* _Extrait choisi_
Les écritures déposées et notifiées par cette dernière le 17/08/2015 sont subséquemment inopérantes en application de l'article 909 précité et doivent donc être écartées.
sur le refus de passer l'ordre :
les appelants excipent d'une faute de la banque qui a refusé d'exécuter un ordre téléphonique d'acquérir des titres de France Télécom le 1/03/2000 au motif que leurs comptes étaient débiteurs alors qu'une revente rapide des titres aurait permis de dégager une plus value importante.
Ils soutiennent que l'enregistrement des conversations téléphoniques démontre qu'aucune explication du compte débiteur n'a été donnée et que leur demande subséquente de vendre l'ensemble de leur portefeuille pour pouvoir acheter les actions France Télécom a été refusée sans justification.

* _Travail demandé_
Actualisez l'extrait sur le refus de passer l'ordre : recopiez-le à partir du passage qui contient "Les écritures déposées" et arrêtez-vous après "refusée sans justification.", en remplaçant "France Télécom" par "Orange". Les données proviennent d'une source distincte de l'extrait.

* _Données fournies_
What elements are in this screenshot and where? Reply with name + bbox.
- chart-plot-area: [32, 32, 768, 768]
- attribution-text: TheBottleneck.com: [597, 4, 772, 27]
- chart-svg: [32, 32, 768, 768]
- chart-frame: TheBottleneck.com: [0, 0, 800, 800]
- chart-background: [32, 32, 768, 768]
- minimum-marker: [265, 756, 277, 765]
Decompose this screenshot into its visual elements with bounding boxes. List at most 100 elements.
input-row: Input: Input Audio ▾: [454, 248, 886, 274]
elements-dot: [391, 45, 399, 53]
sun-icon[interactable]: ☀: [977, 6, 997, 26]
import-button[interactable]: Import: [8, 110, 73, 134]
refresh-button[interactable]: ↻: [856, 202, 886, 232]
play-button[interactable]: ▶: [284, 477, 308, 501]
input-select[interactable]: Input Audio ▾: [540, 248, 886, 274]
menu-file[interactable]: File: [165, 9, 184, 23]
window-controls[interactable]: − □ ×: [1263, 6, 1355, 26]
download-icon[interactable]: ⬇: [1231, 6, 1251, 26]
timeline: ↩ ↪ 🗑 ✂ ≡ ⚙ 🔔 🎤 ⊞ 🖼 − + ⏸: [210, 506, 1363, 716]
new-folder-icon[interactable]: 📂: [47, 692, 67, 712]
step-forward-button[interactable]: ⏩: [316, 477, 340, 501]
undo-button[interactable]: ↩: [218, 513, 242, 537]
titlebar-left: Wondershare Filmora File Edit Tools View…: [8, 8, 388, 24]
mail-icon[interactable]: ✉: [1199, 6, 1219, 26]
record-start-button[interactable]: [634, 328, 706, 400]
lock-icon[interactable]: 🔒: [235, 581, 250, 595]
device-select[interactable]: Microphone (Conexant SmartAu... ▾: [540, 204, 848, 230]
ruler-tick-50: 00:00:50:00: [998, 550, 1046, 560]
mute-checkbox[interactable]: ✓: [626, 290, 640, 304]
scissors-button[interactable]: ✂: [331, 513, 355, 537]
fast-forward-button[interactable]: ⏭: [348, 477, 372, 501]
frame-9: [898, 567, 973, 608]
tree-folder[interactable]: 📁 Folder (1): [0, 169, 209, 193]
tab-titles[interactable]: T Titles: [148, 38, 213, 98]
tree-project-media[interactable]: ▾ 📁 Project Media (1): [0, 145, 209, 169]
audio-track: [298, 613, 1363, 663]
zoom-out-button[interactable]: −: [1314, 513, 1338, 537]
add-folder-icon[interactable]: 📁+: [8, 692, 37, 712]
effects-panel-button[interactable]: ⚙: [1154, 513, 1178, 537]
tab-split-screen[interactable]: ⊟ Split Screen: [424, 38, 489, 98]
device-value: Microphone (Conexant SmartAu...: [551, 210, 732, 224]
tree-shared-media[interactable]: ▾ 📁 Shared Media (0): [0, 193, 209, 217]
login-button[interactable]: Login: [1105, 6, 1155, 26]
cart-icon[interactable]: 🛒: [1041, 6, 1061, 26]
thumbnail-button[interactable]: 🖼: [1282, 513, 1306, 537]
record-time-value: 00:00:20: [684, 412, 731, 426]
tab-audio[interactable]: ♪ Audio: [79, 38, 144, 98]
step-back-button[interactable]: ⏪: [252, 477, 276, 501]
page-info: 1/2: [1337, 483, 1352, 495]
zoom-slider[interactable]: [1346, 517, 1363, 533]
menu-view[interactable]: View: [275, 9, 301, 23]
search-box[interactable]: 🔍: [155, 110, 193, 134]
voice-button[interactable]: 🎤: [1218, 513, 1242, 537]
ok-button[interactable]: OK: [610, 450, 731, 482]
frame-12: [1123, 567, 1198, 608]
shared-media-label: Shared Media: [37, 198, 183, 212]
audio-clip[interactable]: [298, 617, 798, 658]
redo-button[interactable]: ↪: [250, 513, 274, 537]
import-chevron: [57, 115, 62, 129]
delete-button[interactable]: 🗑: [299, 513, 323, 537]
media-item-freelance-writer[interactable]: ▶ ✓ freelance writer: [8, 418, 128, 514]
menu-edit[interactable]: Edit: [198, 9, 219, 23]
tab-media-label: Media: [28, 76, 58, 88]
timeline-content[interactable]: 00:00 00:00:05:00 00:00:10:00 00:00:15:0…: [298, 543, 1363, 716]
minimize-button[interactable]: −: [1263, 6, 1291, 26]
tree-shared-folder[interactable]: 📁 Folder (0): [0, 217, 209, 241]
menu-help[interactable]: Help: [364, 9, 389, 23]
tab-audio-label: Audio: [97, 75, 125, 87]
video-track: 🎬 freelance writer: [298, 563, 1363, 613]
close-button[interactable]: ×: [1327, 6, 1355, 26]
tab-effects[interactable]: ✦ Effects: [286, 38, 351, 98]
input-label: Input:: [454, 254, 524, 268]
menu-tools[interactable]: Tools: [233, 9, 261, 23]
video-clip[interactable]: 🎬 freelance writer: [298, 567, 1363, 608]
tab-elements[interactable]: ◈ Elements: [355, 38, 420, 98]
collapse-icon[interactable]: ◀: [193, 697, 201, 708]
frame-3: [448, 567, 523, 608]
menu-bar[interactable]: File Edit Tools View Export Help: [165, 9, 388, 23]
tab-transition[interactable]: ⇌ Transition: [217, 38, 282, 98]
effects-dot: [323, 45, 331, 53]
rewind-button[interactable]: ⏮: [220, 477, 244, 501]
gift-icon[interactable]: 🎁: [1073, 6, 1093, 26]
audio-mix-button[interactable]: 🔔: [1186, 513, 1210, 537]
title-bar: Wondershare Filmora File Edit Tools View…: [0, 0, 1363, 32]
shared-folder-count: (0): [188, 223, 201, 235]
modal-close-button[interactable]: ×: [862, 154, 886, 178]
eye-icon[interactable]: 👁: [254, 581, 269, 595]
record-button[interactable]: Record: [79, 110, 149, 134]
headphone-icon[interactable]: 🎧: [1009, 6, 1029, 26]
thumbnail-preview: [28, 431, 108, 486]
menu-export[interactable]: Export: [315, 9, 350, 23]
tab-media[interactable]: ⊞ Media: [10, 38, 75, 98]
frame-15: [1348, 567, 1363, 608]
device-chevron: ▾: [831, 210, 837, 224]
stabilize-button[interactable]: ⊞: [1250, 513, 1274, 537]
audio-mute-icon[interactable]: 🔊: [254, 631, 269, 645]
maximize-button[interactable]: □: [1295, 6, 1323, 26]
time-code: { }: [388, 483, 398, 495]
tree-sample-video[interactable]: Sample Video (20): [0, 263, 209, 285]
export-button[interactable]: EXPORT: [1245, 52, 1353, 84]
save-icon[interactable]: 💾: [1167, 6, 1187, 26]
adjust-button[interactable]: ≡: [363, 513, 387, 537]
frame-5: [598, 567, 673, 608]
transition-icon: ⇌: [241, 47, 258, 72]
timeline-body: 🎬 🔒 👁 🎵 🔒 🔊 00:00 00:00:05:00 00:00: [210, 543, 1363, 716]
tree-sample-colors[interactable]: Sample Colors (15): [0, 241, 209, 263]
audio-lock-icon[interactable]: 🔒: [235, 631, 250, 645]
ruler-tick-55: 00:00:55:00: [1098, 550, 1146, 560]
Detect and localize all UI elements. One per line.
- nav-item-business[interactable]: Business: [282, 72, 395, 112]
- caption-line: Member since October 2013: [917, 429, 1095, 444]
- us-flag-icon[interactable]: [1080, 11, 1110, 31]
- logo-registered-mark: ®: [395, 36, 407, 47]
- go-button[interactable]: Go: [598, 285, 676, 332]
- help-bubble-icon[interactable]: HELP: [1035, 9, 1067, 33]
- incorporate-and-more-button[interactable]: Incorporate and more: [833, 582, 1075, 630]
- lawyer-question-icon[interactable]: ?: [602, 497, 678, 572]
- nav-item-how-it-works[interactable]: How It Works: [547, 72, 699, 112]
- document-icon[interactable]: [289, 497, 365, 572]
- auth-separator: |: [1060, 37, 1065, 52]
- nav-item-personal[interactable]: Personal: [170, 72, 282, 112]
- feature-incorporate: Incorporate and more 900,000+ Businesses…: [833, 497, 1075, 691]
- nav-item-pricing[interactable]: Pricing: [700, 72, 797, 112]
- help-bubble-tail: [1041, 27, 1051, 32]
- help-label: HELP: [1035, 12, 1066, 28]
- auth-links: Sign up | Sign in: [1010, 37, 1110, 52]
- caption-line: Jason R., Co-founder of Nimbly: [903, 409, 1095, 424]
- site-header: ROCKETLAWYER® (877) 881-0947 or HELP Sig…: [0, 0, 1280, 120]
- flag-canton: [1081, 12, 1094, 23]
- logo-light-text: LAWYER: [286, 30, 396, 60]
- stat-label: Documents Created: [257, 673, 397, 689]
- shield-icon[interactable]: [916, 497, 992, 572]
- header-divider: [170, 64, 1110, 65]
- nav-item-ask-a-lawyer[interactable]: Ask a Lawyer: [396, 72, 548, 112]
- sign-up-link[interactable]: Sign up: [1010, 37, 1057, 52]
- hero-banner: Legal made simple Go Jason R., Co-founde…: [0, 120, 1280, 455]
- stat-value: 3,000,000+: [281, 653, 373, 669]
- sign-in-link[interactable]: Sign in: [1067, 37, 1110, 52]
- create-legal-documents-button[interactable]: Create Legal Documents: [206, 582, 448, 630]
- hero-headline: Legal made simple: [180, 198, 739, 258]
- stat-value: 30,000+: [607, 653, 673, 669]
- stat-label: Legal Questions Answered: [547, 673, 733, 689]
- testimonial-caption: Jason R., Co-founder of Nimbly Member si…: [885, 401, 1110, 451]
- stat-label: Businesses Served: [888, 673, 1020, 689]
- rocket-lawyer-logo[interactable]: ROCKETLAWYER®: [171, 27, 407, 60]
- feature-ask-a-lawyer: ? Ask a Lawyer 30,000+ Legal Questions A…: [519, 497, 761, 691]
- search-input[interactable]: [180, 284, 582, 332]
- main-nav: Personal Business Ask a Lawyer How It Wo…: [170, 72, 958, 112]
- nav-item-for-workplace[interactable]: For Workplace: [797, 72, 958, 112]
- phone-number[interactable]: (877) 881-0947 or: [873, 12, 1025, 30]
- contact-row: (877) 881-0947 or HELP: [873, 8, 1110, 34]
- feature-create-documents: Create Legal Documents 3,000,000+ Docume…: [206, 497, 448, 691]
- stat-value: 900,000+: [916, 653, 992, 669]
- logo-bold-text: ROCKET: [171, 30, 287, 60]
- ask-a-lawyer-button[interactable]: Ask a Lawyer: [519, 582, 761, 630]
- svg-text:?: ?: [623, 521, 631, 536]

* _En réponse_
Les écritures déposées et notifiées par cette dernière le 17/08/2015 sont subséquemment inopérantes en application de l'article 909 précité et doivent donc être écartées.
sur le refus de passer l'ordre :
les appelants excipent d'une faute de la banque qui a refusé d'exécuter un ordre téléphonique d'acquérir des titres de Orange le 1/03/2000 au motif que leurs comptes étaient débiteurs alors qu'une revente rapide des titres aurait permis de dégager une plus value importante.
Ils soutiennent que l'enregistrement des conversations téléphoniques démontre qu'aucune explication du compte débiteur n'a été donnée et que leur demande subséquente de vendre l'ensemble de leur portefeuille pour pouvoir acheter les actions Orange a été refusée sans justification.